From the listing, reproduce verbatim everything from the line containing "174, 357, 182]" down to the line containing "403, 493, 413]", both included.

++++ Record extracts ++++

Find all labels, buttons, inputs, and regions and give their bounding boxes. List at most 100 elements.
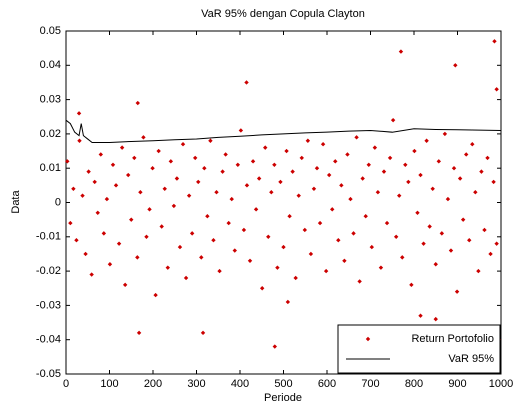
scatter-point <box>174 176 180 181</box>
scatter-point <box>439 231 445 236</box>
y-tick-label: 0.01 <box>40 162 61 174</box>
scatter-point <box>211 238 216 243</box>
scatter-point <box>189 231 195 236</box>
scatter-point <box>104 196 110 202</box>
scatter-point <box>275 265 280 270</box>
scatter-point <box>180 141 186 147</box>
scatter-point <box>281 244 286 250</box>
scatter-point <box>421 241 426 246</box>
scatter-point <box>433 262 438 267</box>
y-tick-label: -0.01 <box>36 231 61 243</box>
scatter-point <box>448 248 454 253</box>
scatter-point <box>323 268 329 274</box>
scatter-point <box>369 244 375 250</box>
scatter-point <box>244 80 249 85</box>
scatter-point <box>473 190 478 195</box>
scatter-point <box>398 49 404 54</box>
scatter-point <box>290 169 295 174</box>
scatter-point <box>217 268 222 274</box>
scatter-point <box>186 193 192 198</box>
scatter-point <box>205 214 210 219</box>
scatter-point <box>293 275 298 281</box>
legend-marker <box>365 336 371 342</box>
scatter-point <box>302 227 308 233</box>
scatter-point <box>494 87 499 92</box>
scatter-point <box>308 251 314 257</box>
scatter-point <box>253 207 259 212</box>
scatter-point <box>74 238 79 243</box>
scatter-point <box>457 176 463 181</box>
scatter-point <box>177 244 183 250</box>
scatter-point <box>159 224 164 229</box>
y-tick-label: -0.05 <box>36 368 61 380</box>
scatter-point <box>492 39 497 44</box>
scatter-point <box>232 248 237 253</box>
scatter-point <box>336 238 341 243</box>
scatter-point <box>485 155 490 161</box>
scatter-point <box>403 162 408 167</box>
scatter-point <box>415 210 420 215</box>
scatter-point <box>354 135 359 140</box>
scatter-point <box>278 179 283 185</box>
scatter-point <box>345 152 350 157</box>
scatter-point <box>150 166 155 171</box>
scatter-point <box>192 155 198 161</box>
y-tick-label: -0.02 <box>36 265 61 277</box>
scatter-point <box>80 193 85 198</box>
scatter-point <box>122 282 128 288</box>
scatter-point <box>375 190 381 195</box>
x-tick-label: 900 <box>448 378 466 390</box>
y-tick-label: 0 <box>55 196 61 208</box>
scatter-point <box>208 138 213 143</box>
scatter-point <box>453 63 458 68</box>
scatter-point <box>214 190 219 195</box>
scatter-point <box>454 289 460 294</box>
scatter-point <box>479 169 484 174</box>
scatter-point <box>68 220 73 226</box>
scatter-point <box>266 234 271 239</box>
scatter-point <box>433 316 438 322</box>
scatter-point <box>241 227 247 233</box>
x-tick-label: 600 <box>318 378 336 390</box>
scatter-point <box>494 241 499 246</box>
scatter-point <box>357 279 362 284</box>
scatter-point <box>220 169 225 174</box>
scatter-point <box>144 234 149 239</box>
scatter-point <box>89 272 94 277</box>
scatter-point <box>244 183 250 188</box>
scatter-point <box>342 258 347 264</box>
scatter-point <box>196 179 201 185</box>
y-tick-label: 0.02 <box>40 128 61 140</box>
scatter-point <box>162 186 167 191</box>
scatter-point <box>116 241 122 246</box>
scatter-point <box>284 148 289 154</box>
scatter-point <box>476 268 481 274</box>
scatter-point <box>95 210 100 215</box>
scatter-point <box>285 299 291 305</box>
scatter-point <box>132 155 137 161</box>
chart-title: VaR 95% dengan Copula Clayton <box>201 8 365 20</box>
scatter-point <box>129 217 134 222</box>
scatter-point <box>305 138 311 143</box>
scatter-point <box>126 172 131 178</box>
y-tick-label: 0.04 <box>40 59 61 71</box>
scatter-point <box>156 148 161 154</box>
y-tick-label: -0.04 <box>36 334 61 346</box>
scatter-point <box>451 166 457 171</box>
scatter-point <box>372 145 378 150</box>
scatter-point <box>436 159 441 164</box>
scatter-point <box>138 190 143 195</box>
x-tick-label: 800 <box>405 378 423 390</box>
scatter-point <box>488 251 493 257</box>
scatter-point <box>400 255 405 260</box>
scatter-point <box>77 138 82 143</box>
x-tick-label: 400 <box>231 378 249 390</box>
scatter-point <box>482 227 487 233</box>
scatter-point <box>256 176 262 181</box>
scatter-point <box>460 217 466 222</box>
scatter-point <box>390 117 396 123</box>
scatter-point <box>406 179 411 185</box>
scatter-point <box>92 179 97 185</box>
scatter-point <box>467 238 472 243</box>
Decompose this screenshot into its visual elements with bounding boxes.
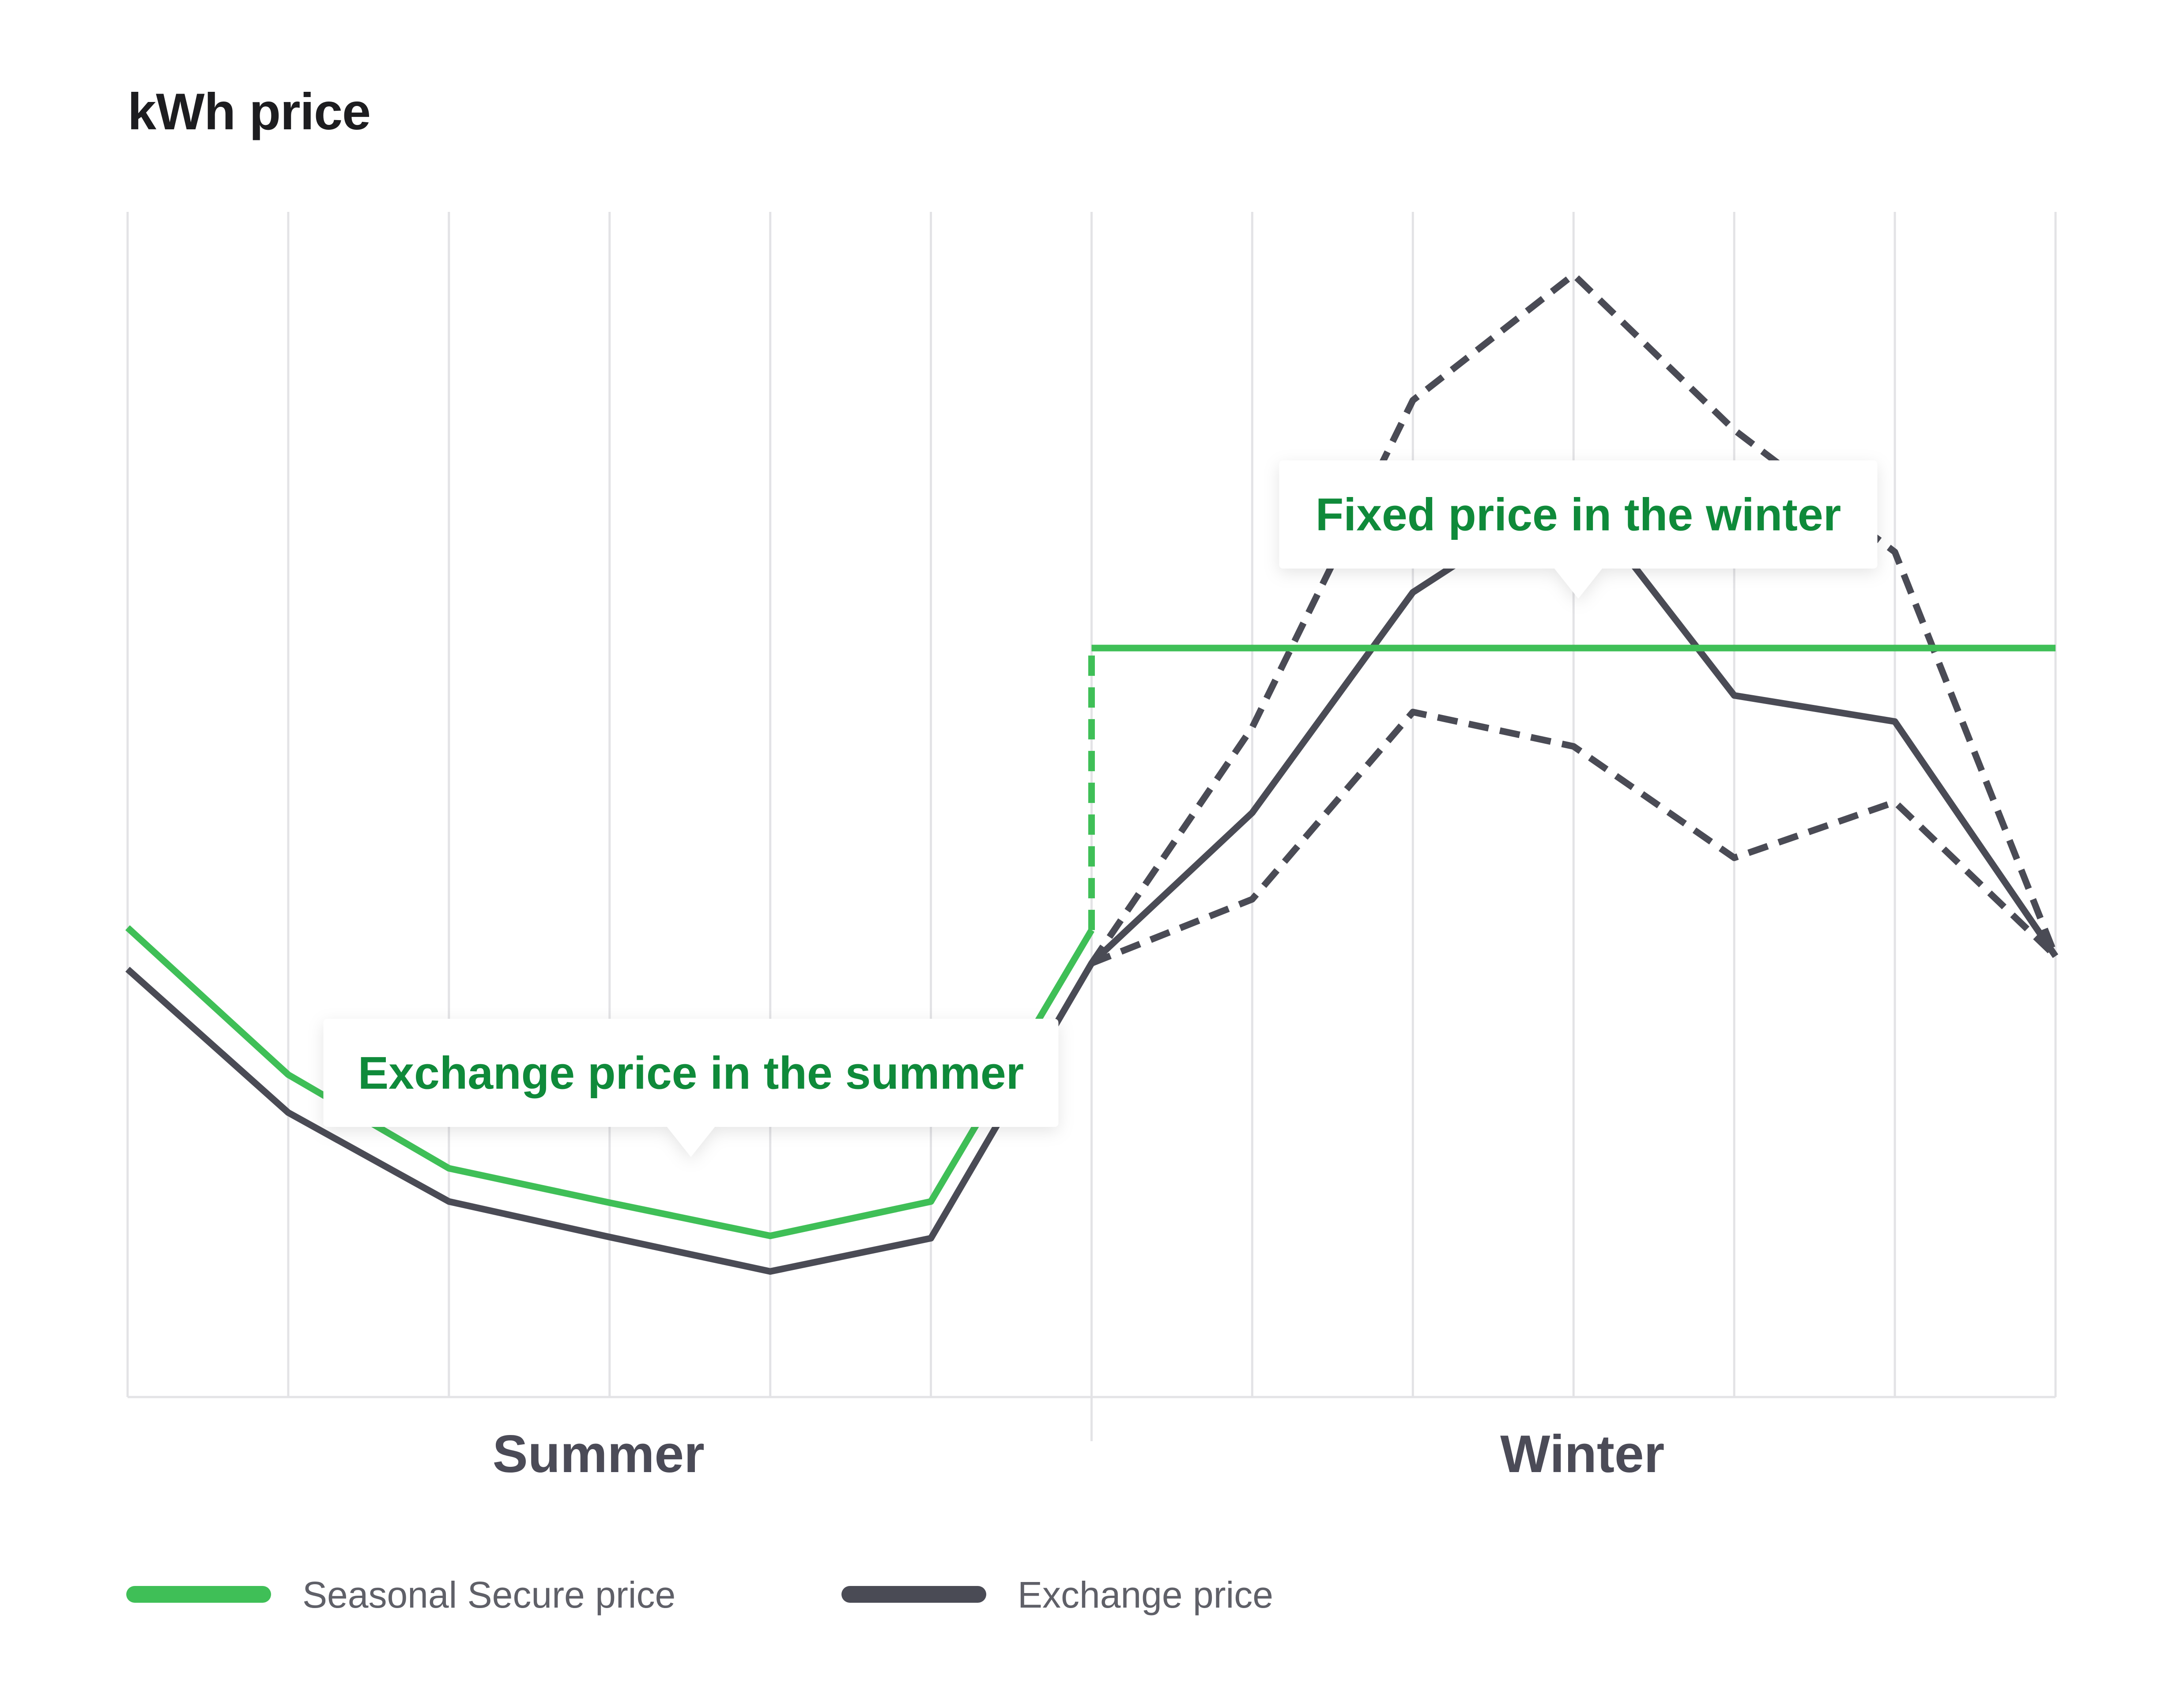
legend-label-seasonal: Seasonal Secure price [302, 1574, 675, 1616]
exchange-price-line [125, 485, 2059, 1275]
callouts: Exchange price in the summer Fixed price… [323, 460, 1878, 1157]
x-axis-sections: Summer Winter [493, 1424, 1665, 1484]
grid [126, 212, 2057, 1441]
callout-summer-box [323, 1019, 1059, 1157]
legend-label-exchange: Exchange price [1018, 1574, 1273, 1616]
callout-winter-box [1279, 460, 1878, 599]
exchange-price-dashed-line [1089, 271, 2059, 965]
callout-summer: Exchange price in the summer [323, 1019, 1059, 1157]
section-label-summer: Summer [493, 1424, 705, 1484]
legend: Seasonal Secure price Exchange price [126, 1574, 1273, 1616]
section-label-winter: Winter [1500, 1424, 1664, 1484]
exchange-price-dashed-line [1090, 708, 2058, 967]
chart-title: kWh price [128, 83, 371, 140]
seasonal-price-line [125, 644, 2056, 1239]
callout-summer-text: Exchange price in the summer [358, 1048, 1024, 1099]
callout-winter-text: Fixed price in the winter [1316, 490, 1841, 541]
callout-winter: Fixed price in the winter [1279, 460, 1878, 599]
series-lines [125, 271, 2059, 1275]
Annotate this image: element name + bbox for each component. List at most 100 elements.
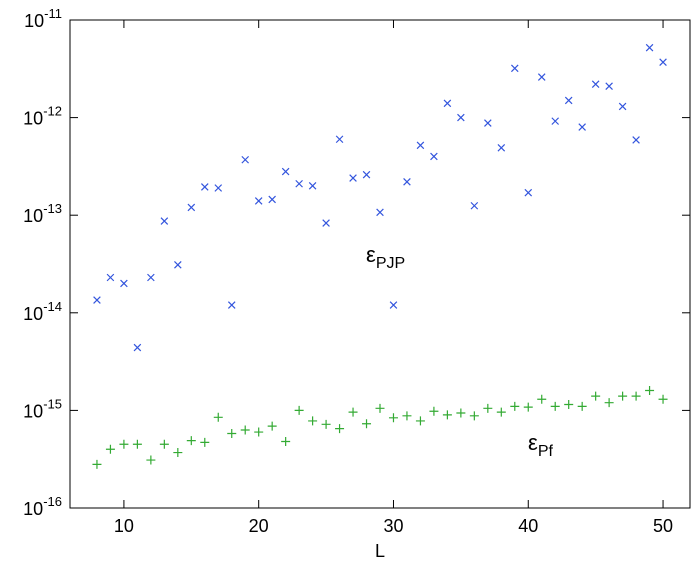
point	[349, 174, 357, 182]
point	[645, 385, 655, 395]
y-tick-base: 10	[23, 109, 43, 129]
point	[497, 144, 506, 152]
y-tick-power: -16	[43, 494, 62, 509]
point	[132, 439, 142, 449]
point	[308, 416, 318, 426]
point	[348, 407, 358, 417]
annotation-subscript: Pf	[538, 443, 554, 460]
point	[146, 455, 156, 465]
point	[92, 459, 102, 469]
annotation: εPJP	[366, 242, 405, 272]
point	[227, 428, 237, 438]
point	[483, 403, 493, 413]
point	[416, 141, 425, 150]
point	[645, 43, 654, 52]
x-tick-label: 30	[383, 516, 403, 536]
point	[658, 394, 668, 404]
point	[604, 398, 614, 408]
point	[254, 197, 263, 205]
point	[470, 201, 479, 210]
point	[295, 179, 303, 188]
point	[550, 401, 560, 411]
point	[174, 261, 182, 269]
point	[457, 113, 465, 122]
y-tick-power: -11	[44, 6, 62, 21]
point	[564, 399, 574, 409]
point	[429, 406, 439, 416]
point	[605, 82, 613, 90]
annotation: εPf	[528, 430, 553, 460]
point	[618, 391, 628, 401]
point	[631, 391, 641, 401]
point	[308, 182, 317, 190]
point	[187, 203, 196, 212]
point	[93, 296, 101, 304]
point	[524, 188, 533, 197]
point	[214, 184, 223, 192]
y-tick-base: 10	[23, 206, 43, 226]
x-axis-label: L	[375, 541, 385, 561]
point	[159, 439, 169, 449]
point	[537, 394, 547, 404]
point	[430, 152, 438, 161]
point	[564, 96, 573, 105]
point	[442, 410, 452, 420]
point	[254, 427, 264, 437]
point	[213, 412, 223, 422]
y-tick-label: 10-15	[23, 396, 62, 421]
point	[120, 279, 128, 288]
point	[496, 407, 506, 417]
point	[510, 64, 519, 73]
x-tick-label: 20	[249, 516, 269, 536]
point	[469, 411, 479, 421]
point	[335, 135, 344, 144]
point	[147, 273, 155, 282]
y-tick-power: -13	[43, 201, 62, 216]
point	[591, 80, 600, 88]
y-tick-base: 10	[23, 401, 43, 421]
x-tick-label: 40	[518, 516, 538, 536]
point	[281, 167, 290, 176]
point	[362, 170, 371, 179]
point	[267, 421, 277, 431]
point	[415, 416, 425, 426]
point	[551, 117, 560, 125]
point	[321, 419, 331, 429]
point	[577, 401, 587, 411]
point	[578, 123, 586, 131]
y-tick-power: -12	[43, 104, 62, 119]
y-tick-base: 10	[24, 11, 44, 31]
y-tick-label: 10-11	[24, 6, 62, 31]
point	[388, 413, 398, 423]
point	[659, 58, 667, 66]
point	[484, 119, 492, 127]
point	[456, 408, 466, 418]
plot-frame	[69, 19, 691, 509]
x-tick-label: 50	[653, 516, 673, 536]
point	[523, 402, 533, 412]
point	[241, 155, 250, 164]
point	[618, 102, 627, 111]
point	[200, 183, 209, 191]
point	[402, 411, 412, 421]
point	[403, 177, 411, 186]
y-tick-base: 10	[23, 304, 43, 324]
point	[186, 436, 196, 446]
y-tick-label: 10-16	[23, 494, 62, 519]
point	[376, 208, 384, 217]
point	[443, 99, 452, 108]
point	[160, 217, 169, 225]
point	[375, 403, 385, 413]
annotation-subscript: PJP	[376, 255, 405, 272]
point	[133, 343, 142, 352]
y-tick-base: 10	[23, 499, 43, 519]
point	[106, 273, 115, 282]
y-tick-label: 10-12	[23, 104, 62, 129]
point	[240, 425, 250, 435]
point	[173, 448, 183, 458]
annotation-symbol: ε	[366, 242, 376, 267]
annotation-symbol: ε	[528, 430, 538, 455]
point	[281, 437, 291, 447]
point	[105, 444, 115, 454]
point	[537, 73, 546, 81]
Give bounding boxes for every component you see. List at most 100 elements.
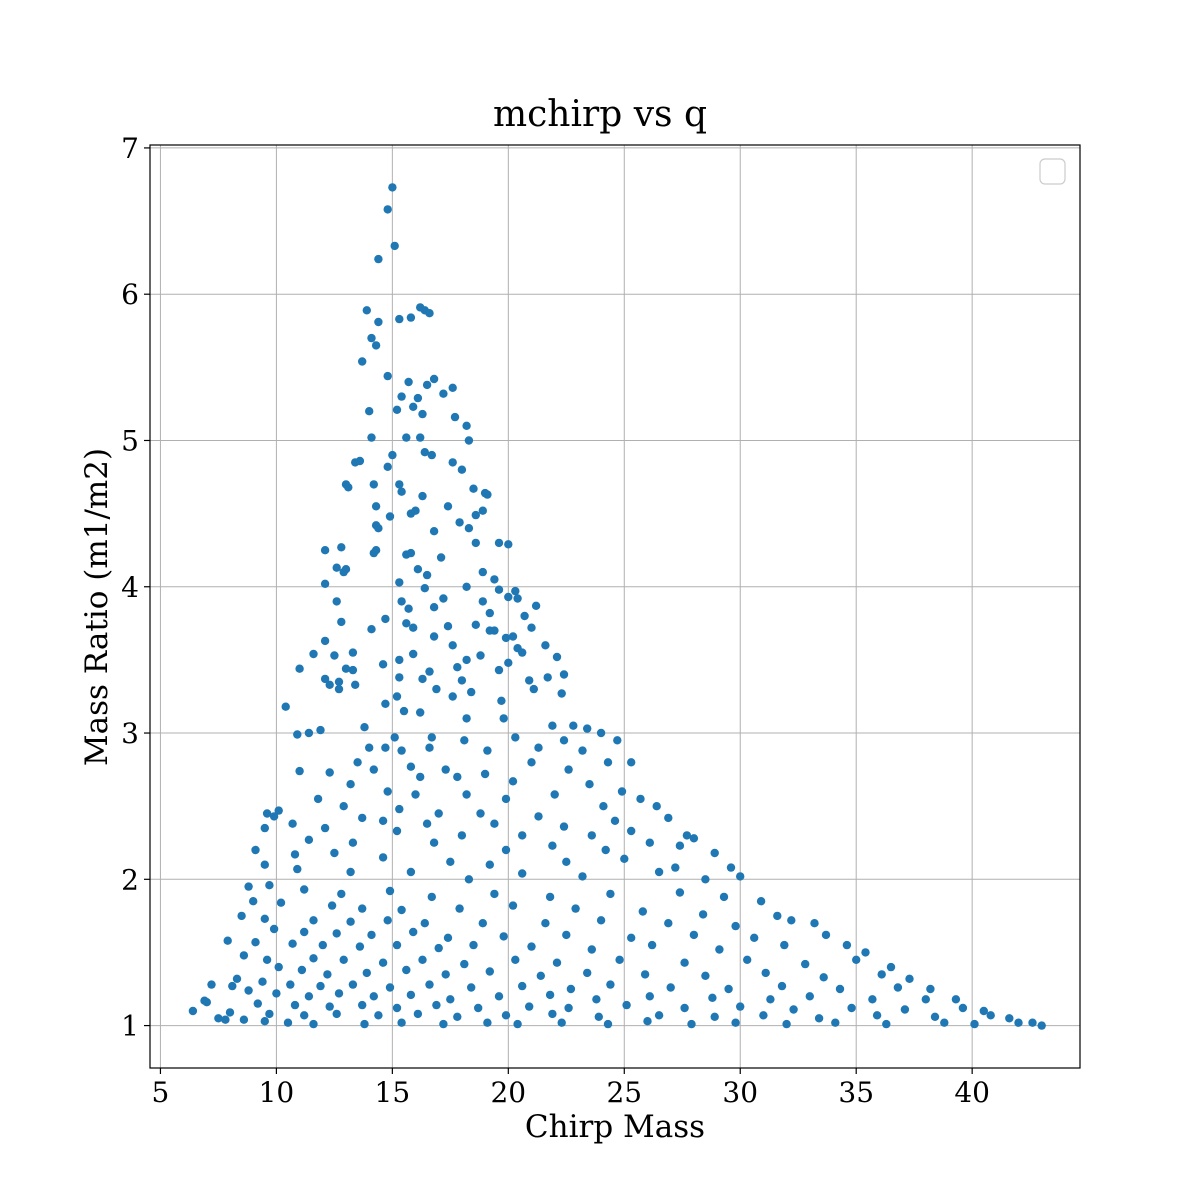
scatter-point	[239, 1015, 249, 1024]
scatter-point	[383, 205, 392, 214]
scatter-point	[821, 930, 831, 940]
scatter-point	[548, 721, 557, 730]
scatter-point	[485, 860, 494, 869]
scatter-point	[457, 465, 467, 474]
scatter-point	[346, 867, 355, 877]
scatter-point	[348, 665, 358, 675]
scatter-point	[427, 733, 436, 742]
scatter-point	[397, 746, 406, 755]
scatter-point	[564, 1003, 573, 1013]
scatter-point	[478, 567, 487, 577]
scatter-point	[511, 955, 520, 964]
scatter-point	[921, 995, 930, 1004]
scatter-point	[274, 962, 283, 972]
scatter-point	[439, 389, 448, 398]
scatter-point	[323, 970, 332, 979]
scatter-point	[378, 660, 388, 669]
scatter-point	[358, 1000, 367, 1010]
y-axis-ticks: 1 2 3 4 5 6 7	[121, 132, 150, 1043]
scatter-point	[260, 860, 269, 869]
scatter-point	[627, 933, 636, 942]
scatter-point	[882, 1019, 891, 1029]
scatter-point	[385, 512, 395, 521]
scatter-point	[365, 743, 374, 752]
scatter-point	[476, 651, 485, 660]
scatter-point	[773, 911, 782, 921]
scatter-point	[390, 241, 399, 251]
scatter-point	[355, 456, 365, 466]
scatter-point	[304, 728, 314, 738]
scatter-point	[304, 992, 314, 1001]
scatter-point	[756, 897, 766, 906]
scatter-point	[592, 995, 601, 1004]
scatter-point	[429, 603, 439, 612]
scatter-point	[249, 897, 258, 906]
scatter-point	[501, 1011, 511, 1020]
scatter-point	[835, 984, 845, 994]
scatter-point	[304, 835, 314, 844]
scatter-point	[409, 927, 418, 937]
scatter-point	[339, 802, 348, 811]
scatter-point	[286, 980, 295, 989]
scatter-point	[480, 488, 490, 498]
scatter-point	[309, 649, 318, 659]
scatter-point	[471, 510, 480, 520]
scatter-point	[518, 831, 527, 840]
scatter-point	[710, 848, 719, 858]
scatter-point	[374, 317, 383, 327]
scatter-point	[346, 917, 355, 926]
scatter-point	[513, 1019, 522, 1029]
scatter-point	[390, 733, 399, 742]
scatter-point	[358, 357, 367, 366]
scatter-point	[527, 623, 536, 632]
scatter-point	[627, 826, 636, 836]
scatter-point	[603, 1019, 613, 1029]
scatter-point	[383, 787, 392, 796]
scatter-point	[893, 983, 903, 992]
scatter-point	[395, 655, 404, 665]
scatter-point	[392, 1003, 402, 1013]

++++

> [Task answer]:
point	[349, 174, 357, 182]
point	[645, 385, 655, 395]
y-tick-base: 10	[23, 109, 43, 129]
point	[497, 144, 506, 152]
y-tick-power: -16	[43, 494, 62, 509]
point	[132, 439, 142, 449]
point	[308, 416, 318, 426]
point	[348, 407, 358, 417]
annotation-subscript: Pf	[538, 443, 554, 460]
point	[146, 455, 156, 465]
point	[92, 459, 102, 469]
annotation: εPJP	[366, 242, 405, 272]
point	[227, 428, 237, 438]
point	[483, 403, 493, 413]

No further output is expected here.